§ **WORK TO DO**
Your task is to restate the data word for word.

§ **MATERIAL SUPPLIED**
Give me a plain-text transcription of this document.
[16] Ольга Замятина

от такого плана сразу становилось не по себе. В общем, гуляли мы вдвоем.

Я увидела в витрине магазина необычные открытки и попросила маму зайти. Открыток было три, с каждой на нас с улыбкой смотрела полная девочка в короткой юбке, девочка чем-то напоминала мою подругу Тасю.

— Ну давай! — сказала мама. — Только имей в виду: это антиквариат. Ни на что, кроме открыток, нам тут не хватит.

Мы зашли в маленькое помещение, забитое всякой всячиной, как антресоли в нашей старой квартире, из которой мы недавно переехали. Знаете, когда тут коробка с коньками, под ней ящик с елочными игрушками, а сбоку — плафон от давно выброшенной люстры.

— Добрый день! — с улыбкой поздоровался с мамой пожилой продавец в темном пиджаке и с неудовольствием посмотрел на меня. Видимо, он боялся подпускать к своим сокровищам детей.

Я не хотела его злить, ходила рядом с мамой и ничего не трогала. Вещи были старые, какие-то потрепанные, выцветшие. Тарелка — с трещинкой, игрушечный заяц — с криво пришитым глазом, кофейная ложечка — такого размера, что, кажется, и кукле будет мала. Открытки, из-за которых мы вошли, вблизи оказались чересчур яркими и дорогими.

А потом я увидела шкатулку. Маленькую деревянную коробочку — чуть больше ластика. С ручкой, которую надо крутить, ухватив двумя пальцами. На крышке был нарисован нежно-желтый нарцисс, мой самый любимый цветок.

§ **IN RESPONSE**
Give me a plain-text transcription of this document.
[16] Ольга Замятина

от такого плана сразу становилось не по себе. В общем, гуляли мы вдвоем.

Я увидела в витрине магазина необычные открытки и попросила маму зайти. Открыток было три, с каждой на нас с улыбкой смотрела полная девочка в короткой юбке, девочка чем-то напоминала мою подругу Тасю.

— Ну давай! — сказала мама. — Только имей в виду: это антиквариат. Ни на что, кроме открыток, нам тут не хватит.

Мы зашли в маленькое помещение, забитое всякой всячиной, как антресоли в нашей старой квартире, из которой мы недавно переехали. Знаете, когда тут коробка с коньками, под ней ящик с елочными игрушками, а сбоку — плафон от давно выброшенной люстры.

— Добрый день! — с улыбкой поздоровался с мамой пожилой продавец в темном пиджаке и с неудовольствием посмотрел на меня. Видимо, он боялся подпускать к своим сокровищам детей.

Я не хотела его злить, ходила рядом с мамой и ничего не трогала. Вещи были старые, какие-то потрепанные, выцветшие. Тарелка — с трещинкой, игрушечный заяц — с криво пришитым глазом, кофейная ложечка — такого размера, что, кажется, и кукле будет мала. Открытки, из-за которых мы вошли, вблизи оказались чересчур яркими и дорогими.

А потом я увидела шкатулку. Маленькую деревянную коробочку — чуть больше ластика. С ручкой, которую надо крутить, ухватив двумя пальцами. На крышке был нарисован нежно-желтый нарцисс, мой самый любимый цветок.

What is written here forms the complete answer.